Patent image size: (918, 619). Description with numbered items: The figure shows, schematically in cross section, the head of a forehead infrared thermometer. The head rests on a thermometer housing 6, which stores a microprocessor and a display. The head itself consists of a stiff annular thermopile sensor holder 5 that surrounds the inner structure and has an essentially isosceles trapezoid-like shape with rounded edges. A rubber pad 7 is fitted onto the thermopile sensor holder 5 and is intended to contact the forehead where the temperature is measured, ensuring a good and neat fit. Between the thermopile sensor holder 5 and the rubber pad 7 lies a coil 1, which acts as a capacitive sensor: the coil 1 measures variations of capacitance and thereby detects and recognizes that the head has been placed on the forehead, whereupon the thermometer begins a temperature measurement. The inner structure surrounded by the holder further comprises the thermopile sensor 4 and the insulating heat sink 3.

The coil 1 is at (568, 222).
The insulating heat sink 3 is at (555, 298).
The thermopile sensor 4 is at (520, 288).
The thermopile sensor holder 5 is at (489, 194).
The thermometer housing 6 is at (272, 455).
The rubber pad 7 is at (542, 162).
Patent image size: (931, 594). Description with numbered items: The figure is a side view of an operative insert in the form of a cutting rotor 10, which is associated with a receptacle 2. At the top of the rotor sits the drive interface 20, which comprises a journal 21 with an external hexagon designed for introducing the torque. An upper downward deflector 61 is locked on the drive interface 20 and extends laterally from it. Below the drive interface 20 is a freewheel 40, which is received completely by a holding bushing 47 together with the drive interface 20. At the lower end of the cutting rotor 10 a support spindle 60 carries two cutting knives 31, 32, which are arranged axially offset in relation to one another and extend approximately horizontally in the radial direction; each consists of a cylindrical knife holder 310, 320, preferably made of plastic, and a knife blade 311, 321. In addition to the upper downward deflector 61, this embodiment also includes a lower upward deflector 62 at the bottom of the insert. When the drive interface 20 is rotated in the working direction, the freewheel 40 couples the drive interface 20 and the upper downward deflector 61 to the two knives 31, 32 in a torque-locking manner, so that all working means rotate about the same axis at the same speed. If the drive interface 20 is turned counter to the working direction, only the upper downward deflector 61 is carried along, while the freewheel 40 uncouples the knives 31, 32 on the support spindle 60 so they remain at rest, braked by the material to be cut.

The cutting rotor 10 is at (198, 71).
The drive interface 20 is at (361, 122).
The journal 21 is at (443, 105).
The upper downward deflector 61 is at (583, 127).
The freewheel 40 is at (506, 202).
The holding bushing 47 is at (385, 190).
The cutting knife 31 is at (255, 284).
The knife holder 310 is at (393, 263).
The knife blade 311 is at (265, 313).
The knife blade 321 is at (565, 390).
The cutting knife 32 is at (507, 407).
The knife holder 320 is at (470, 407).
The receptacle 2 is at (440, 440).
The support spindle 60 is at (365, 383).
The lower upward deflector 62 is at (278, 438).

◆ Problem statement
Reproduce all of the data above verbatim, from the first line to the last.

◆ Right answer
Patent image size: (918, 619). Description with numbered items: The figure shows, schematically in cross section, the head of a forehead infrared thermometer. The head rests on a thermometer housing 6, which stores a microprocessor and a display. The head itself consists of a stiff annular thermopile sensor holder 5 that surrounds the inner structure and has an essentially isosceles trapezoid-like shape with rounded edges. A rubber pad 7 is fitted onto the thermopile sensor holder 5 and is intended to contact the forehead where the temperature is measured, ensuring a good and neat fit. Between the thermopile sensor holder 5 and the rubber pad 7 lies a coil 1, which acts as a capacitive sensor: the coil 1 measures variations of capacitance and thereby detects and recognizes that the head has been placed on the forehead, whereupon the thermometer begins a temperature measurement. The inner structure surrounded by the holder further comprises the thermopile sensor 4 and the insulating heat sink 3.

The coil 1 is at (568, 222).
The insulating heat sink 3 is at (555, 298).
The thermopile sensor 4 is at (520, 288).
The thermopile sensor holder 5 is at (489, 194).
The thermometer housing 6 is at (272, 455).
The rubber pad 7 is at (542, 162).
Patent image size: (931, 594). Description with numbered items: The figure is a side view of an operative insert in the form of a cutting rotor 10, which is associated with a receptacle 2. At the top of the rotor sits the drive interface 20, which comprises a journal 21 with an external hexagon designed for introducing the torque. An upper downward deflector 61 is locked on the drive interface 20 and extends laterally from it. Below the drive interface 20 is a freewheel 40, which is received completely by a holding bushing 47 together with the drive interface 20. At the lower end of the cutting rotor 10 a support spindle 60 carries two cutting knives 31, 32, which are arranged axially offset in relation to one another and extend approximately horizontally in the radial direction; each consists of a cylindrical knife holder 310, 320, preferably made of plastic, and a knife blade 311, 321. In addition to the upper downward deflector 61, this embodiment also includes a lower upward deflector 62 at the bottom of the insert. When the drive interface 20 is rotated in the working direction, the freewheel 40 couples the drive interface 20 and the upper downward deflector 61 to the two knives 31, 32 in a torque-locking manner, so that all working means rotate about the same axis at the same speed. If the drive interface 20 is turned counter to the working direction, only the upper downward deflector 61 is carried along, while the freewheel 40 uncouples the knives 31, 32 on the support spindle 60 so they remain at rest, braked by the material to be cut.

The cutting rotor 10 is at (198, 71).
The drive interface 20 is at (361, 122).
The journal 21 is at (443, 105).
The upper downward deflector 61 is at (583, 127).
The freewheel 40 is at (506, 202).
The holding bushing 47 is at (385, 190).
The cutting knife 31 is at (255, 284).
The knife holder 310 is at (393, 263).
The knife blade 311 is at (265, 313).
The knife blade 321 is at (565, 390).
The cutting knife 32 is at (507, 407).
The knife holder 320 is at (470, 407).
The receptacle 2 is at (440, 440).
The support spindle 60 is at (365, 383).
The lower upward deflector 62 is at (278, 438).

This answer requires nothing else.